* start *

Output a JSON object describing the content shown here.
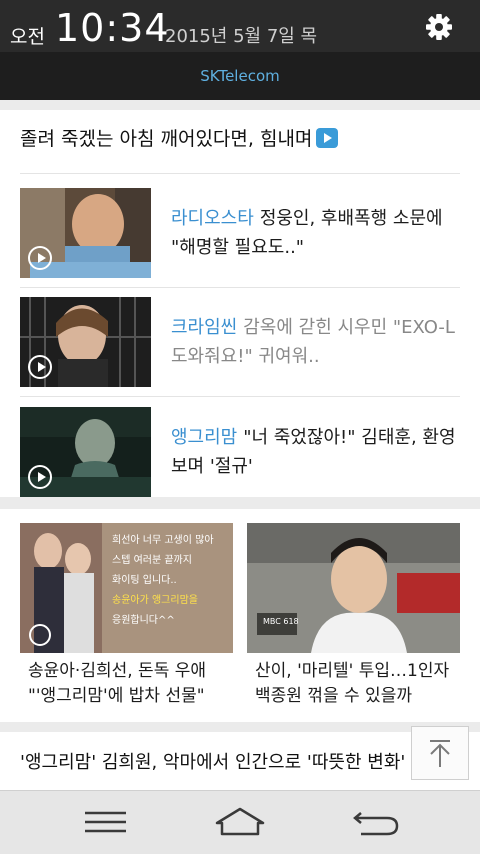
{
  "status_bar": {
    "ampm": "오전",
    "time": "10:34",
    "date": "2015년 5월 7일 목",
    "settings_icon": "gear-icon"
  },
  "carrier": "SKTelecom",
  "headline": {
    "text": "졸려 죽겠는 아침 깨어있다면, 힘내며",
    "icon": "play-badge-icon"
  },
  "video_items": [
    {
      "category": "라디오스타",
      "title": "정웅인, 후배폭행 소문에 \"해명할 필요도..\"",
      "read": false,
      "thumb_icon": "play-circle-icon"
    },
    {
      "category": "크라임씬",
      "title": "감옥에 갇힌 시우민 \"EXO-L 도와줘요!\" 귀여워..",
      "read": true,
      "thumb_icon": "play-circle-icon"
    },
    {
      "category": "앵그리맘",
      "title": "\"너 죽었잖아!\" 김태훈, 환영 보며 '절규'",
      "read": false,
      "thumb_icon": "play-circle-icon"
    }
  ],
  "grid_items": [
    {
      "caption": "송윤아·김희선, 돈독 우애 \"'앵그리맘'에 밥차 선물\"",
      "overlay_text": [
        "희선아 너무 고생이 많아",
        "스텝 여러분 끝까지",
        "화이팅 입니다..",
        "송윤아가 앵그리맘을",
        "응원합니다^^"
      ],
      "gallery_icon": "gallery-icon"
    },
    {
      "caption": "산이, '마리텔' 투입…1인자 백종원 꺾을 수 있을까",
      "badge_text": "MBC 618"
    }
  ],
  "bottom_headline": "'앵그리맘' 김희원, 악마에서 인간으로 '따뜻한 변화'",
  "scroll_top_icon": "arrow-up-icon",
  "nav": {
    "menu_icon": "menu-icon",
    "home_icon": "home-icon",
    "back_icon": "back-icon"
  },
  "colors": {
    "accent": "#3a8fd0",
    "carrier_text": "#5fb0e0",
    "status_bar_bg": "#2b2b2b"
  }
}
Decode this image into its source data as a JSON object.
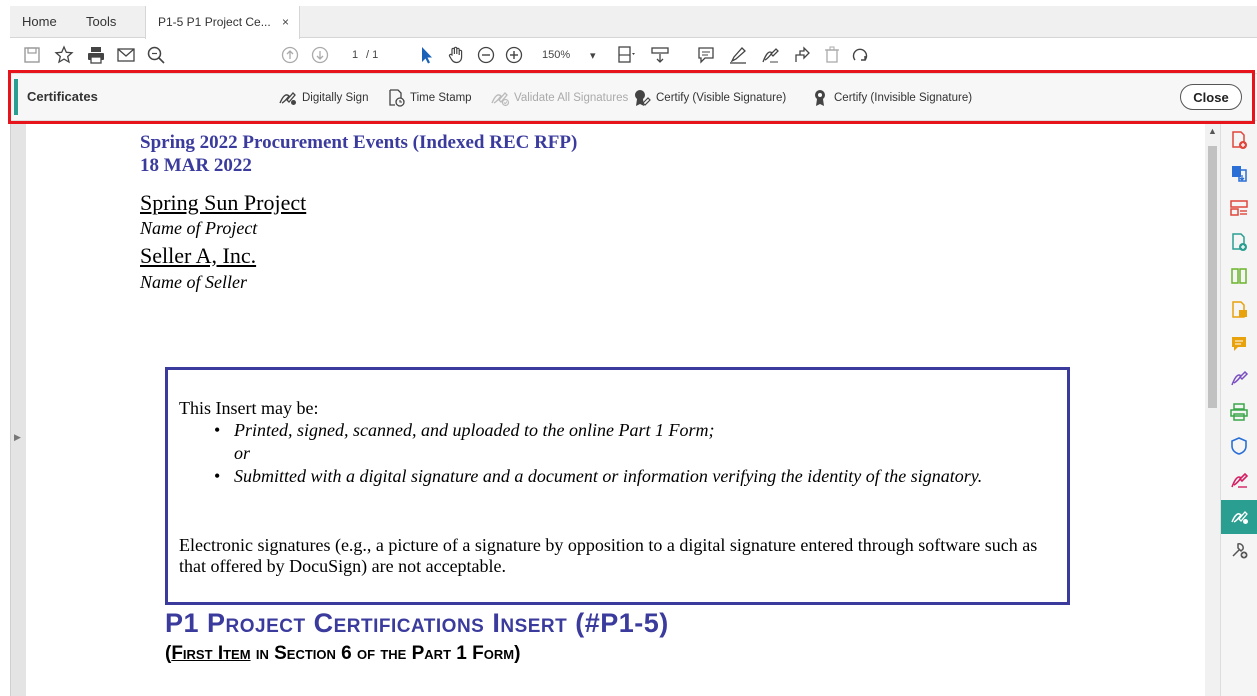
{
  "tabs": {
    "home": "Home",
    "tools": "Tools",
    "document": "P1-5 P1 Project Ce...",
    "document_close": "×"
  },
  "toolbar": {
    "page_current": "1",
    "page_total": "/ 1",
    "zoom": "150%",
    "zoom_caret": "▾"
  },
  "certificates": {
    "title": "Certificates",
    "tools": [
      {
        "label": "Digitally Sign",
        "enabled": true
      },
      {
        "label": "Time Stamp",
        "enabled": true
      },
      {
        "label": "Validate All Signatures",
        "enabled": false
      },
      {
        "label": "Certify (Visible Signature)",
        "enabled": true
      },
      {
        "label": "Certify (Invisible Signature)",
        "enabled": true
      }
    ],
    "close_label": "Close"
  },
  "document": {
    "heading_line1": "Spring 2022 Procurement Events (Indexed REC RFP)",
    "heading_line2": "18 MAR 2022",
    "project_name": "Spring Sun Project",
    "project_caption": "Name of Project",
    "seller_name": "Seller A, Inc.",
    "seller_caption": "Name of Seller",
    "insert_intro": "This Insert may be:",
    "bullet1": "Printed, signed, scanned, and uploaded to the online Part 1 Form;",
    "bullet1_or": "or",
    "bullet2": "Submitted with a digital signature and a document or information verifying the identity of the signatory.",
    "insert_note": "Electronic signatures (e.g., a picture of a signature by opposition to a digital signature entered through software such as that offered by DocuSign) are not acceptable.",
    "big_title": "P1 Project Certifications Insert (#P1-5)",
    "sub_title_open": "(",
    "sub_title_underlined": "First Item",
    "sub_title_rest": " in Section 6 of the Part 1 Form)"
  },
  "colors": {
    "accent": "#2a9e91",
    "heading_blue": "#3b3b9e",
    "highlight_red": "#e8141b"
  },
  "rail_icons": [
    "create-pdf-icon",
    "export-pdf-icon",
    "organize-pages-icon",
    "edit-pdf-icon",
    "compare-icon",
    "combine-files-icon",
    "comment-icon",
    "fill-sign-icon",
    "print-production-icon",
    "protect-icon",
    "request-signature-icon",
    "certificates-icon",
    "more-tools-icon"
  ]
}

* end *

Aim of the task: Write out the lines of the listing from the one that holds "Decode this image" to the very last line, both included, exactly as they appear and without any pictures.

Written solution:
Decode this image into its source data as a JSON object.
{
  "tabs": {
    "home": "Home",
    "tools": "Tools",
    "document": "P1-5 P1 Project Ce...",
    "document_close": "×"
  },
  "toolbar": {
    "page_current": "1",
    "page_total": "/ 1",
    "zoom": "150%",
    "zoom_caret": "▾"
  },
  "certificates": {
    "title": "Certificates",
    "tools": [
      {
        "label": "Digitally Sign",
        "enabled": true
      },
      {
        "label": "Time Stamp",
        "enabled": true
      },
      {
        "label": "Validate All Signatures",
        "enabled": false
      },
      {
        "label": "Certify (Visible Signature)",
        "enabled": true
      },
      {
        "label": "Certify (Invisible Signature)",
        "enabled": true
      }
    ],
    "close_label": "Close"
  },
  "document": {
    "heading_line1": "Spring 2022 Procurement Events (Indexed REC RFP)",
    "heading_line2": "18 MAR 2022",
    "project_name": "Spring Sun Project",
    "project_caption": "Name of Project",
    "seller_name": "Seller A, Inc.",
    "seller_caption": "Name of Seller",
    "insert_intro": "This Insert may be:",
    "bullet1": "Printed, signed, scanned, and uploaded to the online Part 1 Form;",
    "bullet1_or": "or",
    "bullet2": "Submitted with a digital signature and a document or information verifying the identity of the signatory.",
    "insert_note": "Electronic signatures (e.g., a picture of a signature by opposition to a digital signature entered through software such as that offered by DocuSign) are not acceptable.",
    "big_title": "P1 Project Certifications Insert (#P1-5)",
    "sub_title_open": "(",
    "sub_title_underlined": "First Item",
    "sub_title_rest": " in Section 6 of the Part 1 Form)"
  },
  "colors": {
    "accent": "#2a9e91",
    "heading_blue": "#3b3b9e",
    "highlight_red": "#e8141b"
  },
  "rail_icons": [
    "create-pdf-icon",
    "export-pdf-icon",
    "organize-pages-icon",
    "edit-pdf-icon",
    "compare-icon",
    "combine-files-icon",
    "comment-icon",
    "fill-sign-icon",
    "print-production-icon",
    "protect-icon",
    "request-signature-icon",
    "certificates-icon",
    "more-tools-icon"
  ]
}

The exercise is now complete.